### GIVEN EXERCISE
Repeat each line word for word.

[Stored data entries]
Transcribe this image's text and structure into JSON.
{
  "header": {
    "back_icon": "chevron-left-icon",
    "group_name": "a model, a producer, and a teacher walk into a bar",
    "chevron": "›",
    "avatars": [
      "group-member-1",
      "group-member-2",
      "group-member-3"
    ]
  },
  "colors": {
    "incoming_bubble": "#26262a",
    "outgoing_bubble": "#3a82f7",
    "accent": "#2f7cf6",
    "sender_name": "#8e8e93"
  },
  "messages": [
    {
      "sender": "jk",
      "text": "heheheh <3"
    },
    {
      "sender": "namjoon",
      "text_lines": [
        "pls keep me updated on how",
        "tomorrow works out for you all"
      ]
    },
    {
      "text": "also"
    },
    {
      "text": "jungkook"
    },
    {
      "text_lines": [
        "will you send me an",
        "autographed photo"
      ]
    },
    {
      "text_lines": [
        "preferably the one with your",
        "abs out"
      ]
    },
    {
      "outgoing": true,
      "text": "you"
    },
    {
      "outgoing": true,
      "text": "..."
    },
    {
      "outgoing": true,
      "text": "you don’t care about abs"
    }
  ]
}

### OUTPUT FOR THIS EXERCISE
Transcribe this image's text and structure into JSON.
{
  "header": {
    "back_icon": "chevron-left-icon",
    "group_name": "a model, a producer, and a teacher walk into a bar",
    "chevron": "›",
    "avatars": [
      "group-member-1",
      "group-member-2",
      "group-member-3"
    ]
  },
  "colors": {
    "incoming_bubble": "#26262a",
    "outgoing_bubble": "#3a82f7",
    "accent": "#2f7cf6",
    "sender_name": "#8e8e93"
  },
  "messages": [
    {
      "sender": "jk",
      "text": "heheheh <3"
    },
    {
      "sender": "namjoon",
      "text_lines": [
        "pls keep me updated on how",
        "tomorrow works out for you all"
      ]
    },
    {
      "text": "also"
    },
    {
      "text": "jungkook"
    },
    {
      "text_lines": [
        "will you send me an",
        "autographed photo"
      ]
    },
    {
      "text_lines": [
        "preferably the one with your",
        "abs out"
      ]
    },
    {
      "outgoing": true,
      "text": "you"
    },
    {
      "outgoing": true,
      "text": "..."
    },
    {
      "outgoing": true,
      "text": "you don’t care about abs"
    }
  ]
}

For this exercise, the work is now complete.